» THE PROBLEM:
Present each line of the entries below that holds the word "pixels".
--------
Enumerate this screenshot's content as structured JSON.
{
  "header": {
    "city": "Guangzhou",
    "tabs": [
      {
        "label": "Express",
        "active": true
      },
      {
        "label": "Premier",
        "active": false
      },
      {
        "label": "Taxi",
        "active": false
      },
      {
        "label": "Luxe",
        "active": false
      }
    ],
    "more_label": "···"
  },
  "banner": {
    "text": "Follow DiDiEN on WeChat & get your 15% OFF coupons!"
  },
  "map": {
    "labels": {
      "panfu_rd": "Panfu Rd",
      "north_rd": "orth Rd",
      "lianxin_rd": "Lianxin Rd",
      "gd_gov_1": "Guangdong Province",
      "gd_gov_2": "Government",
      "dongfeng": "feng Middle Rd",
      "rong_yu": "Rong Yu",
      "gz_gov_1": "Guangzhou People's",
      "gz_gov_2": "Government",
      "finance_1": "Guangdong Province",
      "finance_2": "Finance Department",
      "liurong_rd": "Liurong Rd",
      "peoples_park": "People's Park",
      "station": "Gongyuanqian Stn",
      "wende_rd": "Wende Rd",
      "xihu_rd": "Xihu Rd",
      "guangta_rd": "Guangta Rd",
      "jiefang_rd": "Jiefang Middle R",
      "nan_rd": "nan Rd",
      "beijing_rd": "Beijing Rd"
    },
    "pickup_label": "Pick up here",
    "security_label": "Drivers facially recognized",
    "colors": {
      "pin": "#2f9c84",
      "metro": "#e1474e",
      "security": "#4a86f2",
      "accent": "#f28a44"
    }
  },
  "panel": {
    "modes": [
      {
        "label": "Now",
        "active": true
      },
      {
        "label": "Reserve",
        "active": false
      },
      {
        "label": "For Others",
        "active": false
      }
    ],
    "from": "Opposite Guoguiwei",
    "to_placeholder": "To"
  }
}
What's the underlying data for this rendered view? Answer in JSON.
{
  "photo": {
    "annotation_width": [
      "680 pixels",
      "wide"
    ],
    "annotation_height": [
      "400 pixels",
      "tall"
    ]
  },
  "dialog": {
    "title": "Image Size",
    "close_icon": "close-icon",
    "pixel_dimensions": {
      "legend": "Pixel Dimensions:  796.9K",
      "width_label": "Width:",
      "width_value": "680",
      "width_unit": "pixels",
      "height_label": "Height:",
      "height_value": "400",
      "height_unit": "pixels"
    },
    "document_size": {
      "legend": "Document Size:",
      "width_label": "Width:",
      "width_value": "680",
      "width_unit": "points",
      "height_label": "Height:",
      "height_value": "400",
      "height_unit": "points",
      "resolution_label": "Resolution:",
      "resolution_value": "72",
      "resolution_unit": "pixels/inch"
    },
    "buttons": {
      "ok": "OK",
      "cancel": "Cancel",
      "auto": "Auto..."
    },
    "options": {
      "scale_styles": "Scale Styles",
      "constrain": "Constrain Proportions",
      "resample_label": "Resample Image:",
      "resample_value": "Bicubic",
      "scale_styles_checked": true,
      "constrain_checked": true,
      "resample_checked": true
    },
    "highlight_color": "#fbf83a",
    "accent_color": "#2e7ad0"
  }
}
--------
» TASK OUTPUT:
      "680 pixels",
      "400 pixels",
      "width_unit": "pixels",
      "height_unit": "pixels"
      "resolution_unit": "pixels/inch"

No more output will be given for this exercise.